Moving Forward, Moving in Together and Moving On

Moving Forward, Moving in Together and Moving On

This week we are talking all about motion and moving forward. The concept of forward motion makes the quote “Don’t look back, you’re not going that way” ring true. So how can you move forward after a breakup? Move in together? And move on?

Moving Forward

After going through a breakup the first step is to push the movement forward.

Cheryl: “a lot of people suffer different types of breakups and we have to move forward and move on, that is the biggest challenge for people”

When faced with a breakup and a drastic alteration in lifestyle, the biggest challenge for most is to decide to move forward and to follow through with the actual act of moving on.

Maryse Matta: “Even when you’ve decided to move on, moving on is a process in itself. Moving on can be defined as accepting that a situation has changed and being open and ready to deal with new experiences”

Acceptance and openness to new experiences, environments is a prerequisite for any healing that will occur down the road. Without acceptance and openness, the healing process cannot commence and you will stay in one place, stagnated.

Lucy Shapiro: “The first part of moving on and moving forward, when you’ve made the decision to move on or your partner has made that decision for you, is to change your physical space. Because when you look around, everything is a reminder. You have to look around what you want to take with you into the future and what you want to leave behind”

Choice is key to the process of moving forward. You have the power to redefine your future and decide what energy you will bring with you. Leaving behind the negative elements, embracing the lessons learnt and filling your future with positive items, be it emotional or physical, will define your new horizons. Moreover, redefining your space when moving forward is highly personal and unique to the individual.

Cheryl: “It was important for me to reclaim my space – slowly moving things around in other areas of the house (…) I stayed in the family home and I stayed with my 3 children”

Lucy: “I needed to just move out. I just needed to remake my life”

Maryse: “The common thing is motion. Be it moving within your own space or completing moving to another space. The key word and operative word is motion: that creates the energy and transformation”

When you make the decision to move forward, you are claiming yourself and allowing for growth to occur.

Dan (Texter): “I think you have to refocus on yourself. What do I really want. Do things you want to do that you haven’t done in a long time. Work on yourself and become a better person. Prepare for the next awesome relationship because you know and love yourself more and that is the key to loving others in the right way”

When moving forward, the most important starting point is with yourself, work on being the best version of you.

Moving In Together

As we age, evolve and grow, the act of moving in with that significant other becomes a bit more complex.

Cheryl: “Moving in with somebody is not the same thing as when you’re in your 20s and you are building a home together. When you’re in your 40s and 50s or older, you’ve got two people who have a life and a lot of things that come with that life”

The more an individual grows in life, the more items one accumulates – physical and emotional. Blending two homes into one requires communication, compromise and compassion.

Lucy: “Everybody has to be willing to give something up and move together. You have to each decide what is important to you and what you have to let go. Just like emotions, you come with a physical package. You have to decide what your priorities are”

Information provided:
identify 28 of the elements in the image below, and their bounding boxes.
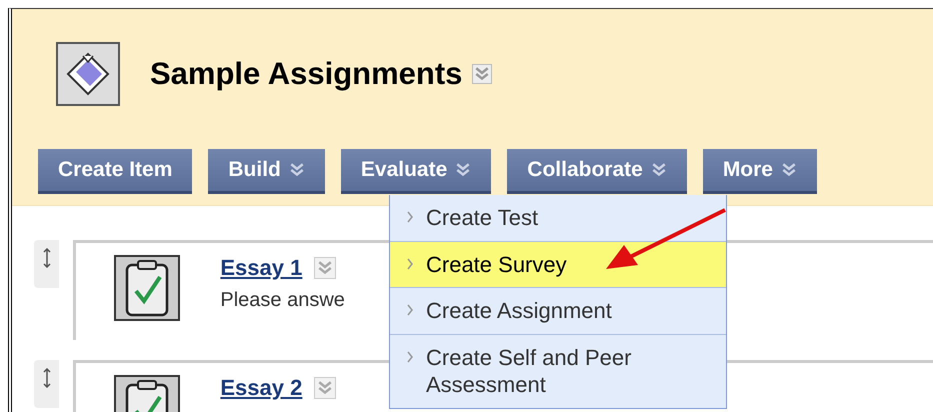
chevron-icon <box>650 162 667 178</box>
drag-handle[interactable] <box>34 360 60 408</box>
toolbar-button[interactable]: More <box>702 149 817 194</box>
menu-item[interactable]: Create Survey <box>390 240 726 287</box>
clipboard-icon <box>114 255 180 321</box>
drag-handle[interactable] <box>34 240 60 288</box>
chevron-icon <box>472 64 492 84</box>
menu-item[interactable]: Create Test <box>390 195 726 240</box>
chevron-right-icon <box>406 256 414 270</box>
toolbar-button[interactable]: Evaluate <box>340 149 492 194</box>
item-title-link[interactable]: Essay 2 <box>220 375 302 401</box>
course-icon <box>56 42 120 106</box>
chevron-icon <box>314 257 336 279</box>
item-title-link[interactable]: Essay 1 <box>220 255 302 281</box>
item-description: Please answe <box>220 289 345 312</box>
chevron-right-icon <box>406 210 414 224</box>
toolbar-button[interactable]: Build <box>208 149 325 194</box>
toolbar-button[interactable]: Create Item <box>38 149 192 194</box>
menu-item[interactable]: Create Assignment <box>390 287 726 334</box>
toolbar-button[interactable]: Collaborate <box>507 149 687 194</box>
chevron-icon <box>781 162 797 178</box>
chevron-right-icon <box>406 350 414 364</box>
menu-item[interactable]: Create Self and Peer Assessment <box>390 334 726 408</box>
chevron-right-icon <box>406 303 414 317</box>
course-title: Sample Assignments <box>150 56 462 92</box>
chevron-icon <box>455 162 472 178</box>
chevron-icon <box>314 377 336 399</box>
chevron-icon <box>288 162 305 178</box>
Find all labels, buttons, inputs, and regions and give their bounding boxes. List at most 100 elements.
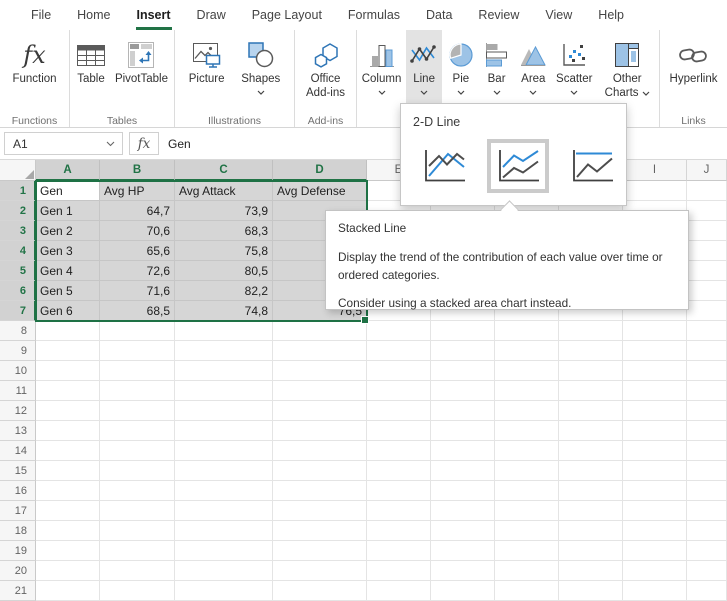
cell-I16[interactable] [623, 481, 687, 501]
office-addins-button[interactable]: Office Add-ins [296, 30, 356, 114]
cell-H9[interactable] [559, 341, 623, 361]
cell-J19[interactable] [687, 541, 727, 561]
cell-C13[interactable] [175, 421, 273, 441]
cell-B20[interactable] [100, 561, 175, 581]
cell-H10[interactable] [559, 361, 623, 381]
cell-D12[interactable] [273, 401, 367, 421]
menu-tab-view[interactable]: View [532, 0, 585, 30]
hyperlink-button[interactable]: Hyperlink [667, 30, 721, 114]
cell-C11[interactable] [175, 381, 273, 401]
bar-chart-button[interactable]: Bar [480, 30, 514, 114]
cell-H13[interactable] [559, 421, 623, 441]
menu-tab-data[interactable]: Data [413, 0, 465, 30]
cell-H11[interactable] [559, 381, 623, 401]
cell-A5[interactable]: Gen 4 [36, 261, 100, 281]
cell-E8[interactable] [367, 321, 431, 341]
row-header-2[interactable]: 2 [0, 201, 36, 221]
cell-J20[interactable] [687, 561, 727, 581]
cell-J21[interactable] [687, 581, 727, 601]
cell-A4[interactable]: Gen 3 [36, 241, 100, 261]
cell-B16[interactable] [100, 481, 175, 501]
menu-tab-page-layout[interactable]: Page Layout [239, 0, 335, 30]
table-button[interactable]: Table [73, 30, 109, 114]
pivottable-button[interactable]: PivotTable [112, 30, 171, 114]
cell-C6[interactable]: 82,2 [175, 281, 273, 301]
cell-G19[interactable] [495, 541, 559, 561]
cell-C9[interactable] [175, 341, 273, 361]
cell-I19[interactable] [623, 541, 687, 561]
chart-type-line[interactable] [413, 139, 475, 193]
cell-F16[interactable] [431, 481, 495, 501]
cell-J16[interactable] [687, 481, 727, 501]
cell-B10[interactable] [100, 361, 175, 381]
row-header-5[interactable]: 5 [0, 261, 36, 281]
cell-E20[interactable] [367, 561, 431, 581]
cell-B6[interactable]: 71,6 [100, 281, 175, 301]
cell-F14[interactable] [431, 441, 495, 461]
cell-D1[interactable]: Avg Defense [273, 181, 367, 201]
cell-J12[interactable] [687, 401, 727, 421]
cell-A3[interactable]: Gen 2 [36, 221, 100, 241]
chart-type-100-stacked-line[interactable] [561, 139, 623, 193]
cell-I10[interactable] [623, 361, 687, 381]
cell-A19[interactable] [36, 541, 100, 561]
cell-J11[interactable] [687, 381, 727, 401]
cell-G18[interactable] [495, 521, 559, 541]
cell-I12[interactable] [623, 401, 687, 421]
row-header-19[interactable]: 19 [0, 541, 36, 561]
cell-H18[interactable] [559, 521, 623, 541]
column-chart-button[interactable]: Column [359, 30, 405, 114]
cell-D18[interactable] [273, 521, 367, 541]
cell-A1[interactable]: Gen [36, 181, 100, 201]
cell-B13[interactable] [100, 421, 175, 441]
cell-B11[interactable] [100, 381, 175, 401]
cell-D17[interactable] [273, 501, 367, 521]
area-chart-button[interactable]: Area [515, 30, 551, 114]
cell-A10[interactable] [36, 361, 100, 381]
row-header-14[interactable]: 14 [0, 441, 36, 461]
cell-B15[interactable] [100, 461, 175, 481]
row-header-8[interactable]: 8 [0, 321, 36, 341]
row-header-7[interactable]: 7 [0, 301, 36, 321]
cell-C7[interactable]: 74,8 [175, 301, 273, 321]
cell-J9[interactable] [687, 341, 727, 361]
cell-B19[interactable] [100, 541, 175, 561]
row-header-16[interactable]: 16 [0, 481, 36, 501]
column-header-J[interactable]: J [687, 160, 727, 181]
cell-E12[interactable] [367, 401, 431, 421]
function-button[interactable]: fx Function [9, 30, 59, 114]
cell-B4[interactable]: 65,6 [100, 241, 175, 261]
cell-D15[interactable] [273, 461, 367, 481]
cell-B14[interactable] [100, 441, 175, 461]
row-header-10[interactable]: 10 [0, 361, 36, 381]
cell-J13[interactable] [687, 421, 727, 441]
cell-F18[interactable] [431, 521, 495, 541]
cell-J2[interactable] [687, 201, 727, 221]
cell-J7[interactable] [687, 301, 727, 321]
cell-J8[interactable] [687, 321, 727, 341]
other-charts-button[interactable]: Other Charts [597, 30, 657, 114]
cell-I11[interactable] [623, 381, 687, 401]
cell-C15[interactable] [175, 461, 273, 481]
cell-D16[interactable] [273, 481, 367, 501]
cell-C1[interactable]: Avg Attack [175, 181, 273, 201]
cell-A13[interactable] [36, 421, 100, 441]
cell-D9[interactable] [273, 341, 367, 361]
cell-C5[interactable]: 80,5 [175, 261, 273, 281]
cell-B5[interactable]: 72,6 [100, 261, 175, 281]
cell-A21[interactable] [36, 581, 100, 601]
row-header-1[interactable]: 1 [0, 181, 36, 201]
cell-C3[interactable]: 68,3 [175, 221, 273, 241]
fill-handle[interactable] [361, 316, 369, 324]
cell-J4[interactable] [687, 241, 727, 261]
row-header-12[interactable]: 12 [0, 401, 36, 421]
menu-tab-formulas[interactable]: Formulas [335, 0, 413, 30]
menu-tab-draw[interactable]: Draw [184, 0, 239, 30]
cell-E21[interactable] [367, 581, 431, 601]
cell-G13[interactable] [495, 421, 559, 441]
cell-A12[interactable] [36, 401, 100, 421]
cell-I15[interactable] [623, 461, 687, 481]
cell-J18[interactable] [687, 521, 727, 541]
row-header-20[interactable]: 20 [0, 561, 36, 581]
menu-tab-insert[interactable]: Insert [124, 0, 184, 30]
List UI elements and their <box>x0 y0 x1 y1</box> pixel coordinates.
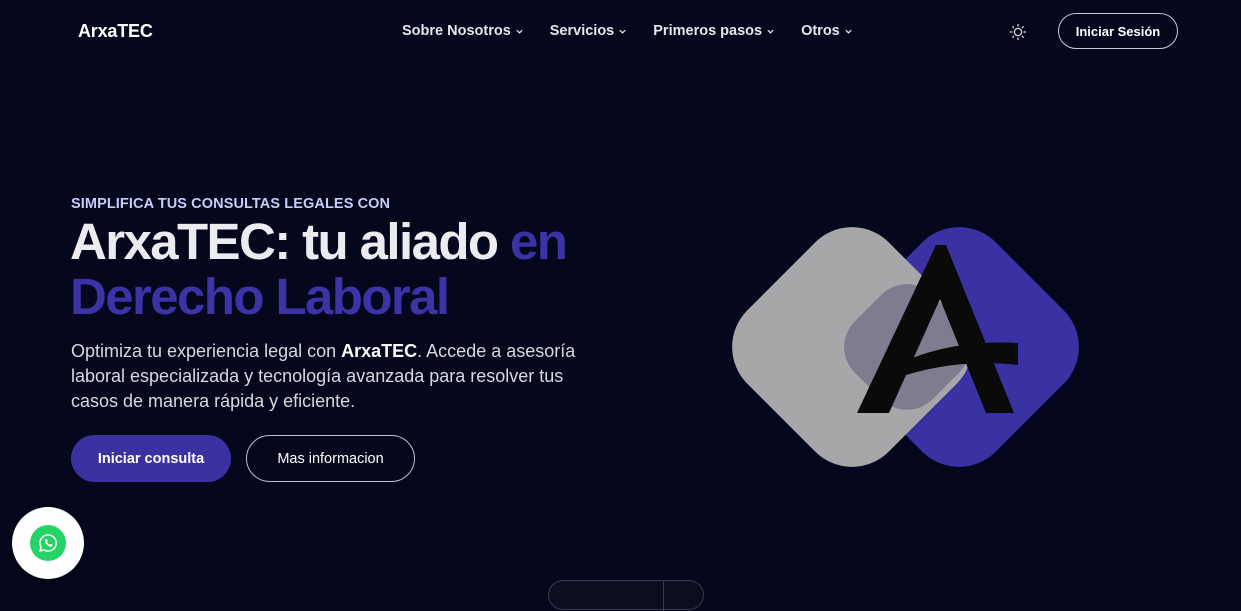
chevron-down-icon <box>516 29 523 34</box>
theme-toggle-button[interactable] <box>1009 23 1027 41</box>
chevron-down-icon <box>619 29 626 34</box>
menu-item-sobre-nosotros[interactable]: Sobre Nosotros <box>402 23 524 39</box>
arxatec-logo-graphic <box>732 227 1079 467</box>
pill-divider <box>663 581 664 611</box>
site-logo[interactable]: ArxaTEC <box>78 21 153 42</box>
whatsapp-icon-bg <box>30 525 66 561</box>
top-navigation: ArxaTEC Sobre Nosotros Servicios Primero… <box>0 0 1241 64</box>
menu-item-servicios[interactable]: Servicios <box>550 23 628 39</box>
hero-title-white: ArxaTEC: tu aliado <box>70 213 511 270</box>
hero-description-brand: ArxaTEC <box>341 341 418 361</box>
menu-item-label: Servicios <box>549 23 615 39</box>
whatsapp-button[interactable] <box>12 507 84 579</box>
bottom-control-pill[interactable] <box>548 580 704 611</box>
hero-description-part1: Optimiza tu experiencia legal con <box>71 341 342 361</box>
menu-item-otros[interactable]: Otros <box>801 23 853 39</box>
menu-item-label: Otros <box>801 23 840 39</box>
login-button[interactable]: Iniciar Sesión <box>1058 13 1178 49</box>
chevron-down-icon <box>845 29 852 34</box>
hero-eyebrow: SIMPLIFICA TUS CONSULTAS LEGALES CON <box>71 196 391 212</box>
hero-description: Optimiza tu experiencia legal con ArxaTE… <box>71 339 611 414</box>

Tasks:
(1) Reproduce the passage of the breakup and moving-on article from "When moving forward, the" up to and including "bit more complex.".
(2) In the breakup and moving-on article, what three things does blending two homes into one require?

Answer set:
(1)
When moving forward, the most important starting point is with yourself, work on being the best version of you.

Moving In Together

As we age, evolve and grow, the act of moving in with that significant other becomes a bit more complex.

(2) Communication, compromise and compassion.